[start of PROVIDED DATA]

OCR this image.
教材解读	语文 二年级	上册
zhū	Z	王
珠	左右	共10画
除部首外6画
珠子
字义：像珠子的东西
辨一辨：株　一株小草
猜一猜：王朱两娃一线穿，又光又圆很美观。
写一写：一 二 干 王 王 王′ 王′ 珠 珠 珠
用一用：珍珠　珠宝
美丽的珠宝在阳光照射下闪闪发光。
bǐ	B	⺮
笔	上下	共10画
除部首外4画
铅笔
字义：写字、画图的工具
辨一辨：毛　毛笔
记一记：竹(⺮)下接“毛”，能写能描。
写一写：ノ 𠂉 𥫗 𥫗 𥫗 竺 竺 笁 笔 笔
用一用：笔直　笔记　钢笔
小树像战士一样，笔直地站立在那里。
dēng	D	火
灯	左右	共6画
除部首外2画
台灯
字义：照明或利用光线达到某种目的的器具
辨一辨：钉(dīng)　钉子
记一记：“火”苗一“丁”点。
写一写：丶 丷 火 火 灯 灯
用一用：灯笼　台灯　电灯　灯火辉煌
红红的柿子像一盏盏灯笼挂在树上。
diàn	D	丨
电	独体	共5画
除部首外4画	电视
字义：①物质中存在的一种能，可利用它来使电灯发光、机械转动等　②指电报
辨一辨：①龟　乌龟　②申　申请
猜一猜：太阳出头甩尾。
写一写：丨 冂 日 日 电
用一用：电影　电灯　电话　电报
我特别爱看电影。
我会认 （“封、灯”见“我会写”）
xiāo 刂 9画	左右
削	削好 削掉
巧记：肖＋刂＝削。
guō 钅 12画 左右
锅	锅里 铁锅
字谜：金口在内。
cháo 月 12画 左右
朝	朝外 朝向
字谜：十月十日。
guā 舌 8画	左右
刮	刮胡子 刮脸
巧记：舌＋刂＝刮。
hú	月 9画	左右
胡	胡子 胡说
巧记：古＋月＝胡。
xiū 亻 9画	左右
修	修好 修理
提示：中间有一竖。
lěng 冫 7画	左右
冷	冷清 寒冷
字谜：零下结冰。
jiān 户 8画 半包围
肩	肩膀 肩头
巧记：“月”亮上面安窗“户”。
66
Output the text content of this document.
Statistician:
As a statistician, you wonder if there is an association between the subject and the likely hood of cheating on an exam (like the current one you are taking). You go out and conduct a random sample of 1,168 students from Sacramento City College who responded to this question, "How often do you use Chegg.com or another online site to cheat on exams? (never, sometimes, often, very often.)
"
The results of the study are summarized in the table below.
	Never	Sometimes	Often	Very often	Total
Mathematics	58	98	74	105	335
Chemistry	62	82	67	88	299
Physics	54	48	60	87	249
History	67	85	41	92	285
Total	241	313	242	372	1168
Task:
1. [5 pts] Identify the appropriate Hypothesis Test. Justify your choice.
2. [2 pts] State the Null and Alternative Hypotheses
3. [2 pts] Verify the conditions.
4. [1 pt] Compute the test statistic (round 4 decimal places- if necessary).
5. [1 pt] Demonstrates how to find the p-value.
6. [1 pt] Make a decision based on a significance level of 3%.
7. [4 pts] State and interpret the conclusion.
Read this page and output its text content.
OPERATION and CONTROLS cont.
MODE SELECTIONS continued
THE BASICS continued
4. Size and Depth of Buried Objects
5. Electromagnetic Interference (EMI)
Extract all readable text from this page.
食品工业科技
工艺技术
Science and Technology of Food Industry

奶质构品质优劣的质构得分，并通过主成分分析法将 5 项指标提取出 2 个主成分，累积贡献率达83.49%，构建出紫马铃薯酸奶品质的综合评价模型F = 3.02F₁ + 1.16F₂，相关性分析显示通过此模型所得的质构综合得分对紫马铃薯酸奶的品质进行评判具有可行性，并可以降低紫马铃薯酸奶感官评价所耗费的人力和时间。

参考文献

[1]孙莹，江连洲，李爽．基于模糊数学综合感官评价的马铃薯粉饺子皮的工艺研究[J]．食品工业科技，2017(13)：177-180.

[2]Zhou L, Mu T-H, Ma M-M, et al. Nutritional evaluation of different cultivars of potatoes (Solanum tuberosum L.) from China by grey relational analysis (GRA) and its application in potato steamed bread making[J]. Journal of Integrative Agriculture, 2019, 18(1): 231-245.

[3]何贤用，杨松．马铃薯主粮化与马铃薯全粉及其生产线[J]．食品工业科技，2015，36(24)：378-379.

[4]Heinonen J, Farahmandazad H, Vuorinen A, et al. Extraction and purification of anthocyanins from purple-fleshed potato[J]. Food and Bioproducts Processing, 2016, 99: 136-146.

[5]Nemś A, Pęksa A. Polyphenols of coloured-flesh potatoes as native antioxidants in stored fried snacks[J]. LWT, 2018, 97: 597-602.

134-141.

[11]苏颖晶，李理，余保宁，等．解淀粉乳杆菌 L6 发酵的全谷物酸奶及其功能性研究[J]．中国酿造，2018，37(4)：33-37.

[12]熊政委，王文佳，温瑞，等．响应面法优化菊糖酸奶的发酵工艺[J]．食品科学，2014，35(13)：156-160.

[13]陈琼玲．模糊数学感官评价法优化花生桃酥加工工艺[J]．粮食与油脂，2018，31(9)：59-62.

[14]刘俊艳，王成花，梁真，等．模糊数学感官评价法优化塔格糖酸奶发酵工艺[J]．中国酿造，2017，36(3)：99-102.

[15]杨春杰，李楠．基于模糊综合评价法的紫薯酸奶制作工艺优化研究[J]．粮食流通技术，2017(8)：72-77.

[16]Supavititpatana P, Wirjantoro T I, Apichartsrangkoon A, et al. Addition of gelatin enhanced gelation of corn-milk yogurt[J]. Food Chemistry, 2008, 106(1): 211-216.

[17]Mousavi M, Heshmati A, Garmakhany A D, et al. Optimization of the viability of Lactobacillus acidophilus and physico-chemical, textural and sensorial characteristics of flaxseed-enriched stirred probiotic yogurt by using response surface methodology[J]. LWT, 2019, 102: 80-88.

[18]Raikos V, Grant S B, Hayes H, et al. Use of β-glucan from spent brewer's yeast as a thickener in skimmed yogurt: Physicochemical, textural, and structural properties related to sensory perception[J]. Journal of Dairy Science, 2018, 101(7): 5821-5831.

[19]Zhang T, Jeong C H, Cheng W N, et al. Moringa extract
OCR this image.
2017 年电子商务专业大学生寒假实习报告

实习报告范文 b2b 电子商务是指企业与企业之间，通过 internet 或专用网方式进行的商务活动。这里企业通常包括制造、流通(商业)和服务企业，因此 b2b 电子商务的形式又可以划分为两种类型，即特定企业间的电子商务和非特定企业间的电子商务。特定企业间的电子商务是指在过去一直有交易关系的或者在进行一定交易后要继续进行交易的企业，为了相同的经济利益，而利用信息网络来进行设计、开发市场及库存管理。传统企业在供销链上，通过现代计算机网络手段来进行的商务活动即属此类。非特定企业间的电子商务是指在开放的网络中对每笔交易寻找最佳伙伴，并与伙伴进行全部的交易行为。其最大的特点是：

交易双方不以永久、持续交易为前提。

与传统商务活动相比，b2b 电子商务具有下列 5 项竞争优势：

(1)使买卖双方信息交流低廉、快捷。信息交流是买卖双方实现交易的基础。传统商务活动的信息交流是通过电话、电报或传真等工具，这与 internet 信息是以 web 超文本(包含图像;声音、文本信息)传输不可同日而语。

[end of PROVIDED DATA]

Print all of the entries again, exactly as written.

(THE ANSWER):
OCR this image.
教材解读	语文 二年级	上册
zhū	Z	王
珠	左右	共10画
除部首外6画
珠子
字义：像珠子的东西
辨一辨：株　一株小草
猜一猜：王朱两娃一线穿，又光又圆很美观。
写一写：一 二 干 王 王 王′ 王′ 珠 珠 珠
用一用：珍珠　珠宝
美丽的珠宝在阳光照射下闪闪发光。
bǐ	B	⺮
笔	上下	共10画
除部首外4画
铅笔
字义：写字、画图的工具
辨一辨：毛　毛笔
记一记：竹(⺮)下接“毛”，能写能描。
写一写：ノ 𠂉 𥫗 𥫗 𥫗 竺 竺 笁 笔 笔
用一用：笔直　笔记　钢笔
小树像战士一样，笔直地站立在那里。
dēng	D	火
灯	左右	共6画
除部首外2画
台灯
字义：照明或利用光线达到某种目的的器具
辨一辨：钉(dīng)　钉子
记一记：“火”苗一“丁”点。
写一写：丶 丷 火 火 灯 灯
用一用：灯笼　台灯　电灯　灯火辉煌
红红的柿子像一盏盏灯笼挂在树上。
diàn	D	丨
电	独体	共5画
除部首外4画	电视
字义：①物质中存在的一种能，可利用它来使电灯发光、机械转动等　②指电报
辨一辨：①龟　乌龟　②申　申请
猜一猜：太阳出头甩尾。
写一写：丨 冂 日 日 电
用一用：电影　电灯　电话　电报
我特别爱看电影。
我会认 （“封、灯”见“我会写”）
xiāo 刂 9画	左右
削	削好 削掉
巧记：肖＋刂＝削。
guō 钅 12画 左右
锅	锅里 铁锅
字谜：金口在内。
cháo 月 12画 左右
朝	朝外 朝向
字谜：十月十日。
guā 舌 8画	左右
刮	刮胡子 刮脸
巧记：舌＋刂＝刮。
hú	月 9画	左右
胡	胡子 胡说
巧记：古＋月＝胡。
xiū 亻 9画	左右
修	修好 修理
提示：中间有一竖。
lěng 冫 7画	左右
冷	冷清 寒冷
字谜：零下结冰。
jiān 户 8画 半包围
肩	肩膀 肩头
巧记：“月”亮上面安窗“户”。
66
Output the text content of this document.
Statistician:
As a statistician, you wonder if there is an association between the subject and the likely hood of cheating on an exam (like the current one you are taking). You go out and conduct a random sample of 1,168 students from Sacramento City College who responded to this question, "How often do you use Chegg.com or another online site to cheat on exams? (never, sometimes, often, very often.)
"
The results of the study are summarized in the table below.
	Never	Sometimes	Often	Very often	Total
Mathematics	58	98	74	105	335
Chemistry	62	82	67	88	299
Physics	54	48	60	87	249
History	67	85	41	92	285
Total	241	313	242	372	1168
Task:
1. [5 pts] Identify the appropriate Hypothesis Test. Justify your choice.
2. [2 pts] State the Null and Alternative Hypotheses
3. [2 pts] Verify the conditions.
4. [1 pt] Compute the test statistic (round 4 decimal places- if necessary).
5. [1 pt] Demonstrates how to find the p-value.
6. [1 pt] Make a decision based on a significance level of 3%.
7. [4 pts] State and interpret the conclusion.
Read this page and output its text content.
OPERATION and CONTROLS cont.
MODE SELECTIONS continued
THE BASICS continued
4. Size and Depth of Buried Objects
5. Electromagnetic Interference (EMI)
Extract all readable text from this page.
食品工业科技
工艺技术
Science and Technology of Food Industry

奶质构品质优劣的质构得分，并通过主成分分析法将 5 项指标提取出 2 个主成分，累积贡献率达83.49%，构建出紫马铃薯酸奶品质的综合评价模型F = 3.02F₁ + 1.16F₂，相关性分析显示通过此模型所得的质构综合得分对紫马铃薯酸奶的品质进行评判具有可行性，并可以降低紫马铃薯酸奶感官评价所耗费的人力和时间。

参考文献

[1]孙莹，江连洲，李爽．基于模糊数学综合感官评价的马铃薯粉饺子皮的工艺研究[J]．食品工业科技，2017(13)：177-180.

[2]Zhou L, Mu T-H, Ma M-M, et al. Nutritional evaluation of different cultivars of potatoes (Solanum tuberosum L.) from China by grey relational analysis (GRA) and its application in potato steamed bread making[J]. Journal of Integrative Agriculture, 2019, 18(1): 231-245.

[3]何贤用，杨松．马铃薯主粮化与马铃薯全粉及其生产线[J]．食品工业科技，2015，36(24)：378-379.

[4]Heinonen J, Farahmandazad H, Vuorinen A, et al. Extraction and purification of anthocyanins from purple-fleshed potato[J]. Food and Bioproducts Processing, 2016, 99: 136-146.

[5]Nemś A, Pęksa A. Polyphenols of coloured-flesh potatoes as native antioxidants in stored fried snacks[J]. LWT, 2018, 97: 597-602.

134-141.

[11]苏颖晶，李理，余保宁，等．解淀粉乳杆菌 L6 发酵的全谷物酸奶及其功能性研究[J]．中国酿造，2018，37(4)：33-37.

[12]熊政委，王文佳，温瑞，等．响应面法优化菊糖酸奶的发酵工艺[J]．食品科学，2014，35(13)：156-160.

[13]陈琼玲．模糊数学感官评价法优化花生桃酥加工工艺[J]．粮食与油脂，2018，31(9)：59-62.

[14]刘俊艳，王成花，梁真，等．模糊数学感官评价法优化塔格糖酸奶发酵工艺[J]．中国酿造，2017，36(3)：99-102.

[15]杨春杰，李楠．基于模糊综合评价法的紫薯酸奶制作工艺优化研究[J]．粮食流通技术，2017(8)：72-77.

[16]Supavititpatana P, Wirjantoro T I, Apichartsrangkoon A, et al. Addition of gelatin enhanced gelation of corn-milk yogurt[J]. Food Chemistry, 2008, 106(1): 211-216.

[17]Mousavi M, Heshmati A, Garmakhany A D, et al. Optimization of the viability of Lactobacillus acidophilus and physico-chemical, textural and sensorial characteristics of flaxseed-enriched stirred probiotic yogurt by using response surface methodology[J]. LWT, 2019, 102: 80-88.

[18]Raikos V, Grant S B, Hayes H, et al. Use of β-glucan from spent brewer's yeast as a thickener in skimmed yogurt: Physicochemical, textural, and structural properties related to sensory perception[J]. Journal of Dairy Science, 2018, 101(7): 5821-5831.

[19]Zhang T, Jeong C H, Cheng W N, et al. Moringa extract
OCR this image.
2017 年电子商务专业大学生寒假实习报告

实习报告范文 b2b 电子商务是指企业与企业之间，通过 internet 或专用网方式进行的商务活动。这里企业通常包括制造、流通(商业)和服务企业，因此 b2b 电子商务的形式又可以划分为两种类型，即特定企业间的电子商务和非特定企业间的电子商务。特定企业间的电子商务是指在过去一直有交易关系的或者在进行一定交易后要继续进行交易的企业，为了相同的经济利益，而利用信息网络来进行设计、开发市场及库存管理。传统企业在供销链上，通过现代计算机网络手段来进行的商务活动即属此类。非特定企业间的电子商务是指在开放的网络中对每笔交易寻找最佳伙伴，并与伙伴进行全部的交易行为。其最大的特点是：

交易双方不以永久、持续交易为前提。

与传统商务活动相比，b2b 电子商务具有下列 5 项竞争优势：

(1)使买卖双方信息交流低廉、快捷。信息交流是买卖双方实现交易的基础。传统商务活动的信息交流是通过电话、电报或传真等工具，这与 internet 信息是以 web 超文本(包含图像;声音、文本信息)传输不可同日而语。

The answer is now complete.